#### [EXTRACTED INFORMATION]
────

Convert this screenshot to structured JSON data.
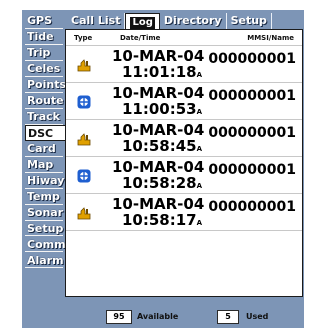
{
  "sidebar": {
    "items": [
      {
        "label": "GPS"
      },
      {
        "label": "Tide"
      },
      {
        "label": "Trip"
      },
      {
        "label": "Celes"
      },
      {
        "label": "Points"
      },
      {
        "label": "Route"
      },
      {
        "label": "Track"
      },
      {
        "label": "DSC",
        "active": true
      },
      {
        "label": "Card"
      },
      {
        "label": "Map"
      },
      {
        "label": "Hiway"
      },
      {
        "label": "Temp"
      },
      {
        "label": "Sonar"
      },
      {
        "label": "Setup"
      },
      {
        "label": "Comm"
      },
      {
        "label": "Alarm"
      }
    ]
  },
  "tabs": {
    "call_list": "Call List",
    "log": "Log",
    "directory": "Directory",
    "setup": "Setup"
  },
  "table": {
    "headers": {
      "type": "Type",
      "date_time": "Date/Time",
      "mmsi_name": "MMSI/Name"
    },
    "rows": [
      {
        "type_icon": "distress-call-icon",
        "date": "10-MAR-04",
        "time": "11:01:18",
        "ampm": "A",
        "mmsi": "000000001"
      },
      {
        "type_icon": "position-report-icon",
        "date": "10-MAR-04",
        "time": "11:00:53",
        "ampm": "A",
        "mmsi": "000000001"
      },
      {
        "type_icon": "distress-call-icon",
        "date": "10-MAR-04",
        "time": "10:58:45",
        "ampm": "A",
        "mmsi": "000000001"
      },
      {
        "type_icon": "position-report-icon",
        "date": "10-MAR-04",
        "time": "10:58:28",
        "ampm": "A",
        "mmsi": "000000001"
      },
      {
        "type_icon": "distress-call-icon",
        "date": "10-MAR-04",
        "time": "10:58:17",
        "ampm": "A",
        "mmsi": "000000001"
      }
    ]
  },
  "footer": {
    "available_count": "95",
    "available_label": "Available",
    "used_count": "5",
    "used_label": "Used"
  },
  "colors": {
    "background": "#7d95b6",
    "panel": "#ffffff",
    "distress_icon": "#e0a000",
    "position_icon": "#1f5fd0"
  }
}
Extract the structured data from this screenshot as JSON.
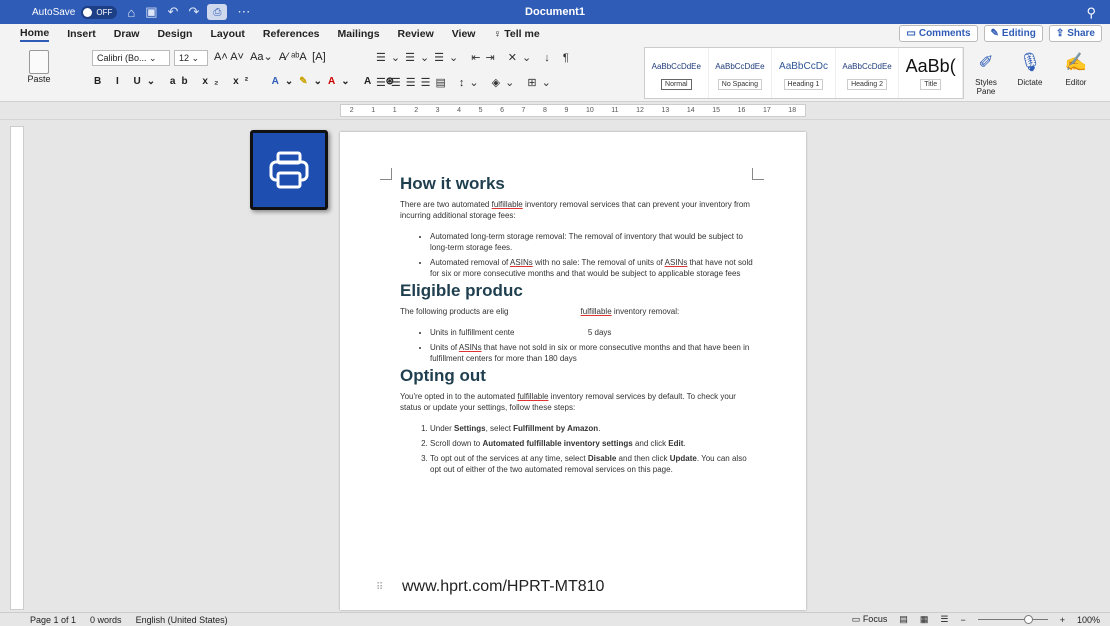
{
  "titlebar": {
    "autosave_label": "AutoSave",
    "autosave_state": "OFF",
    "doc_title": "Document1"
  },
  "menu": {
    "tabs": [
      "Home",
      "Insert",
      "Draw",
      "Design",
      "Layout",
      "References",
      "Mailings",
      "Review",
      "View"
    ],
    "tell_me": "Tell me",
    "comments": "Comments",
    "editing": "Editing",
    "share": "Share"
  },
  "ribbon": {
    "paste": "Paste",
    "font_name": "Calibri (Bo...",
    "font_size": "12",
    "styles": [
      {
        "preview": "AaBbCcDdEe",
        "name": "Normal"
      },
      {
        "preview": "AaBbCcDdEe",
        "name": "No Spacing"
      },
      {
        "preview": "AaBbCcDc",
        "name": "Heading 1"
      },
      {
        "preview": "AaBbCcDdEe",
        "name": "Heading 2"
      },
      {
        "preview": "AaBb(",
        "name": "Title"
      }
    ],
    "styles_pane": "Styles Pane",
    "dictate": "Dictate",
    "editor": "Editor"
  },
  "ruler": {
    "ticks": [
      "2",
      "1",
      "1",
      "2",
      "3",
      "4",
      "5",
      "6",
      "7",
      "8",
      "9",
      "10",
      "11",
      "12",
      "13",
      "14",
      "15",
      "16",
      "17",
      "18"
    ]
  },
  "doc": {
    "h1": "How it works",
    "p1_a": "There are two automated ",
    "p1_u": "fulfillable",
    "p1_b": " inventory removal services that can prevent your inventory from incurring additional storage fees:",
    "b1": "Automated long-term storage removal: The removal of inventory that would be subject to long-term storage fees.",
    "b2_a": "Automated removal of ",
    "b2_u": "ASINs",
    "b2_b": " with no sale: The removal of units of ",
    "b2_u2": "ASINs",
    "b2_c": " that have not sold for six or more consecutive months and that would be subject to applicable storage fees",
    "h2": "Eligible produc",
    "p2_a": "The following products are elig",
    "p2_u": "fulfillable",
    "p2_b": " inventory removal:",
    "b3": "Units in fulfillment cente                                 5 days",
    "b4_a": "Units of ",
    "b4_u": "ASINs",
    "b4_b": " that have not sold in six or more consecutive months and that have been in fulfillment centers for more than 180 days",
    "h3": "Opting out",
    "p3_a": "You're opted in to the automated ",
    "p3_u": "fulfillable",
    "p3_b": " inventory removal services by default. To check your status or update your settings, follow these steps:",
    "s1_a": "Under ",
    "s1_b": "Settings",
    "s1_c": ", select ",
    "s1_d": "Fulfillment by Amazon",
    "s1_e": ".",
    "s2_a": "Scroll down to ",
    "s2_b": "Automated fulfillable inventory settings",
    "s2_c": " and click ",
    "s2_d": "Edit",
    "s2_e": ".",
    "s3_a": "To opt out of the services at any time, select ",
    "s3_b": "Disable",
    "s3_c": " and then click ",
    "s3_d": "Update",
    "s3_e": ". You can also opt out of either of the two automated removal services on this page.",
    "url": "www.hprt.com/HPRT-MT810"
  },
  "status": {
    "page": "Page 1 of 1",
    "words": "0 words",
    "language": "English (United States)",
    "focus": "Focus",
    "zoom": "100%"
  }
}
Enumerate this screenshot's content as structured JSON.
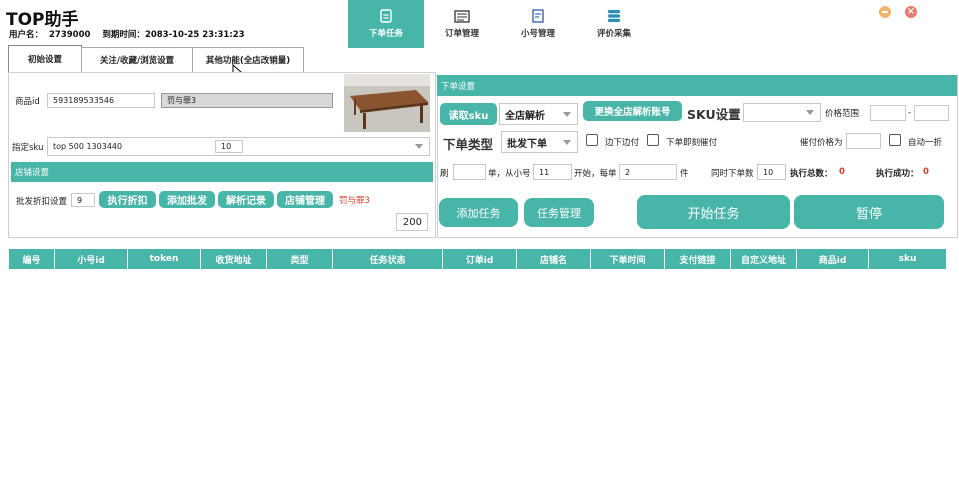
{
  "app": {
    "title": "TOP助手",
    "username_label": "用户名：",
    "username": "2739000",
    "expire_label": "到期时间：",
    "expire": "2083-10-25 23:31:23"
  },
  "nav": [
    {
      "label": "下单任务",
      "icon": "task-icon",
      "active": true
    },
    {
      "label": "订单管理",
      "icon": "order-icon",
      "active": false
    },
    {
      "label": "小号管理",
      "icon": "account-icon",
      "active": false
    },
    {
      "label": "评价采集",
      "icon": "database-icon",
      "active": false
    }
  ],
  "tabs": [
    "初始设置",
    "关注/收藏/浏览设置",
    "其他功能(全店改销量)"
  ],
  "left": {
    "product_id_label": "商品id",
    "product_id": "593189533546",
    "product_name": "罚与罪3",
    "sku_label": "指定sku",
    "sku_value": "top 500 1303440",
    "sku_qty": "10",
    "shop_section_title": "店铺设置",
    "batch_label": "批发折扣设置",
    "batch_value": "9",
    "btn_exec_discount": "执行折扣",
    "btn_add_batch": "添加批发",
    "btn_parse_log": "解析记录",
    "btn_shop_manage": "店铺管理",
    "shop_name": "罚与罪3",
    "count_value": "200"
  },
  "right": {
    "section_title": "下单设置",
    "btn_read_sku": "读取sku",
    "parse_mode": "全店解析",
    "btn_replace_account": "更换全店解析账号",
    "sku_setting_label": "SKU设置",
    "price_range_label": "价格范围",
    "price_min": "",
    "price_sep": "-",
    "price_max": "",
    "order_type_label": "下单类型",
    "order_type": "批发下单",
    "chk_pay_while_order": "边下边付",
    "chk_pay_immediately": "下单即刻催付",
    "remind_price_label": "催付价格为",
    "remind_price": "",
    "chk_auto_discount": "自动一折",
    "brush_label": "刷",
    "brush_value": "",
    "from_label": "单，从小号",
    "from_value": "11",
    "start_label": "开始，每单",
    "per_order_value": "2",
    "piece_label": "件",
    "concurrent_label": "同时下单数",
    "concurrent_value": "10",
    "total_label": "执行总数：",
    "total_value": "0",
    "success_label": "执行成功：",
    "success_value": "0",
    "btn_add_task": "添加任务",
    "btn_task_manage": "任务管理",
    "btn_start": "开始任务",
    "btn_pause": "暂停"
  },
  "table": {
    "columns": [
      "编号",
      "小号id",
      "token",
      "收货地址",
      "类型",
      "任务状态",
      "订单id",
      "店铺名",
      "下单时间",
      "支付链接",
      "自定义地址",
      "商品id",
      "sku"
    ],
    "rows": []
  },
  "colors": {
    "accent": "#47b5a8",
    "red": "#e03c2c"
  }
}
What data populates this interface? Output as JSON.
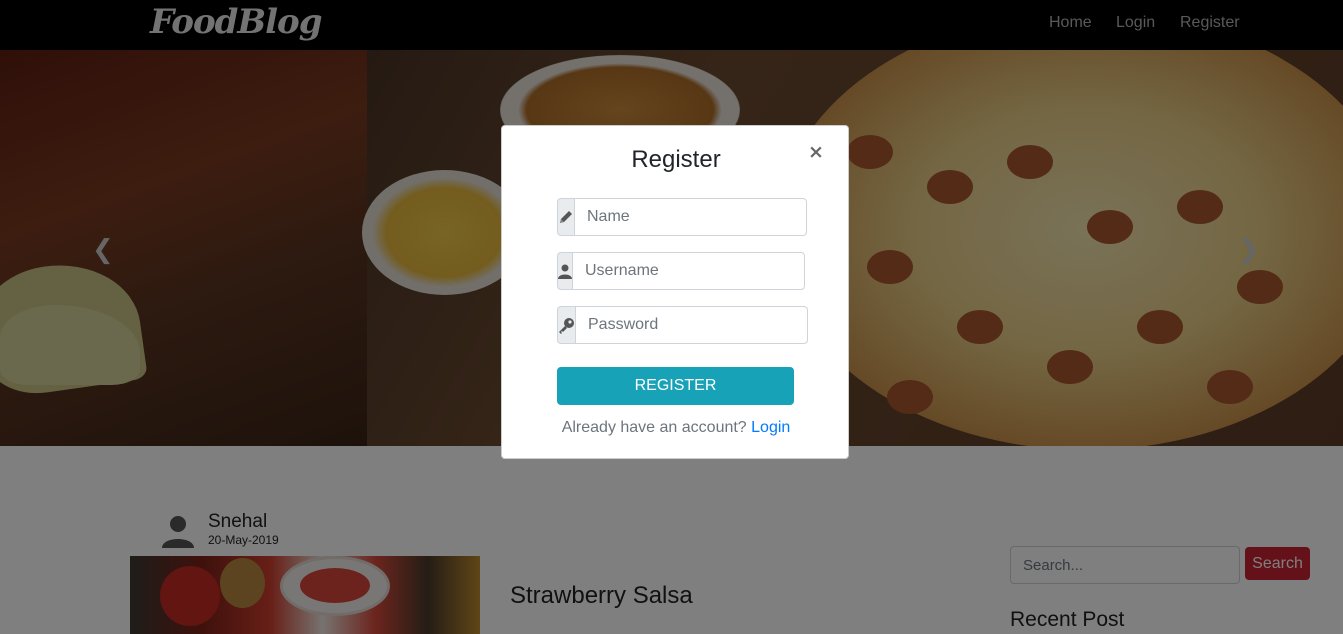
{
  "navbar": {
    "brand": "FoodBlog",
    "links": [
      "Home",
      "Login",
      "Register"
    ]
  },
  "carousel": {
    "prev_icon": "chevron-left-icon",
    "next_icon": "chevron-right-icon"
  },
  "post": {
    "author": "Snehal",
    "date": "20-May-2019",
    "title": "Strawberry Salsa"
  },
  "sidebar": {
    "search_placeholder": "Search...",
    "search_button": "Search",
    "recent_heading": "Recent Post"
  },
  "modal": {
    "title": "Register",
    "close": "×",
    "fields": [
      {
        "icon": "pencil-icon",
        "placeholder": "Name"
      },
      {
        "icon": "user-icon",
        "placeholder": "Username"
      },
      {
        "icon": "key-icon",
        "placeholder": "Password"
      }
    ],
    "submit": "REGISTER",
    "account_prompt": "Already have an account?",
    "login_link": "Login"
  },
  "colors": {
    "navbar_bg": "#000000",
    "primary": "#17a2b8",
    "danger": "#c82333",
    "link": "#007bff"
  }
}
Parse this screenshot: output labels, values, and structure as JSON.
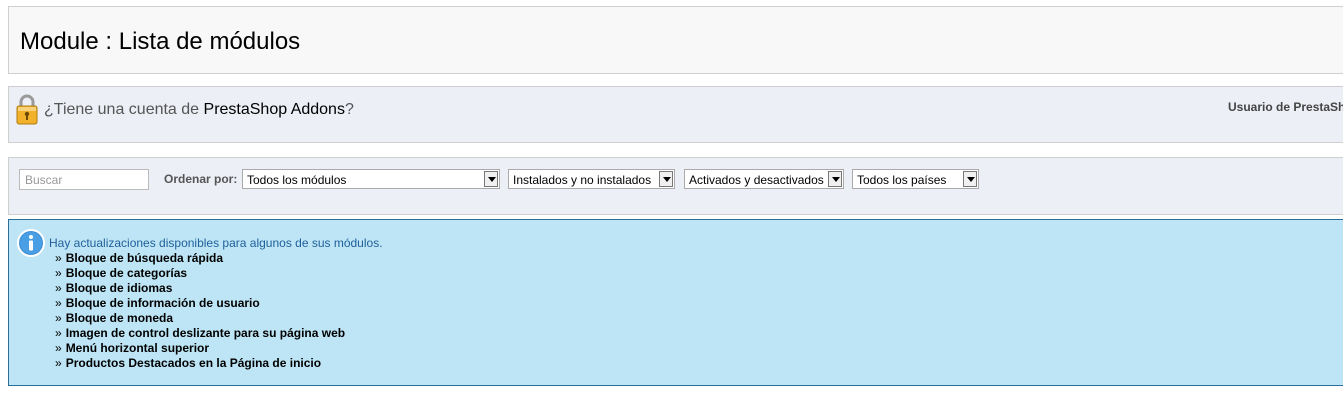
{
  "page": {
    "title": "Module : Lista de módulos"
  },
  "addons": {
    "question_prefix": "¿Tiene una cuenta de ",
    "brand": "PrestaShop Addons",
    "question_suffix": "?",
    "user_label": "Usuario de PrestaSh"
  },
  "filters": {
    "search_placeholder": "Buscar",
    "sort_label": "Ordenar por:",
    "selects": [
      "Todos los módulos",
      "Instalados y no instalados",
      "Activados y desactivados",
      "Todos los países"
    ]
  },
  "updates": {
    "message": "Hay actualizaciones disponibles para algunos de sus módulos.",
    "bullet": "»",
    "modules": [
      "Bloque de búsqueda rápida",
      "Bloque de categorías",
      "Bloque de idiomas",
      "Bloque de información de usuario",
      "Bloque de moneda",
      "Imagen de control deslizante para su página web",
      "Menú horizontal superior",
      "Productos Destacados en la Página de inicio"
    ]
  },
  "icons": {
    "lock": "lock-icon",
    "info": "info-icon",
    "dropdown": "chevron-down-icon"
  },
  "colors": {
    "info_background": "#bde5f5",
    "info_border": "#2a6f9a",
    "info_text": "#1f5f9a",
    "panel_background": "#eceff5"
  }
}
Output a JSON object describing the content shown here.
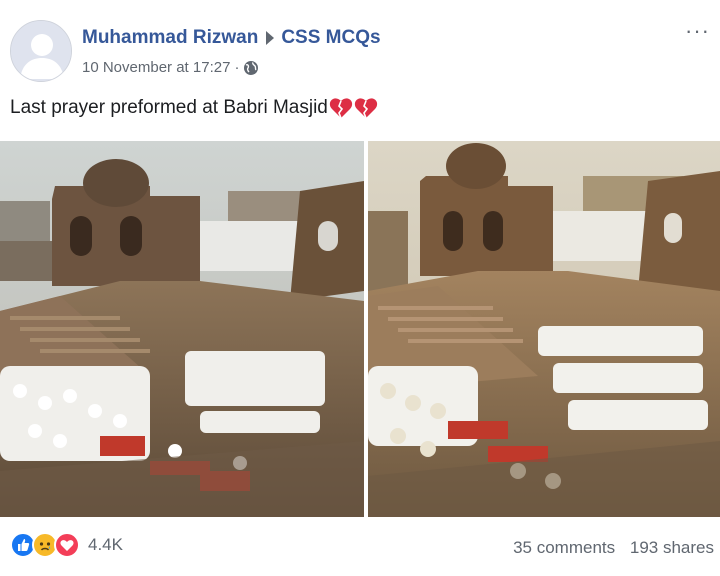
{
  "post": {
    "author": "Muhammad Rizwan",
    "group": "CSS MCQs",
    "timestamp": "10 November at 17:27",
    "separator": "·",
    "privacy_icon": "globe-icon",
    "more_label": "···",
    "text": "Last prayer preformed at Babri Masjid",
    "emoji": [
      "broken-heart-icon",
      "broken-heart-icon"
    ]
  },
  "photos": [
    {
      "name": "photo-left",
      "description_icon": "mosque-prayer-photo"
    },
    {
      "name": "photo-right",
      "description_icon": "mosque-prayer-photo"
    }
  ],
  "footer": {
    "reaction_icons": [
      "like-icon",
      "sad-icon",
      "love-icon"
    ],
    "reaction_count": "4.4K",
    "comments": "35 comments",
    "shares": "193 shares"
  },
  "colors": {
    "link": "#365899",
    "secondary_text": "#606770",
    "like": "#1877f2",
    "sad": "#f7b928",
    "love": "#f33e58"
  }
}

────

Retype only the lines from the one with "Output a JSON" through the final line of the entries, please, and keep the pictures out.

#### [ANSWER TO THE EXERCISE]
Output a JSON object describing the content shown here.
{
  "post": {
    "author": "Muhammad Rizwan",
    "group": "CSS MCQs",
    "timestamp": "10 November at 17:27",
    "separator": "·",
    "privacy_icon": "globe-icon",
    "more_label": "···",
    "text": "Last prayer preformed at Babri Masjid",
    "emoji": [
      "broken-heart-icon",
      "broken-heart-icon"
    ]
  },
  "photos": [
    {
      "name": "photo-left",
      "description_icon": "mosque-prayer-photo"
    },
    {
      "name": "photo-right",
      "description_icon": "mosque-prayer-photo"
    }
  ],
  "footer": {
    "reaction_icons": [
      "like-icon",
      "sad-icon",
      "love-icon"
    ],
    "reaction_count": "4.4K",
    "comments": "35 comments",
    "shares": "193 shares"
  },
  "colors": {
    "link": "#365899",
    "secondary_text": "#606770",
    "like": "#1877f2",
    "sad": "#f7b928",
    "love": "#f33e58"
  }
}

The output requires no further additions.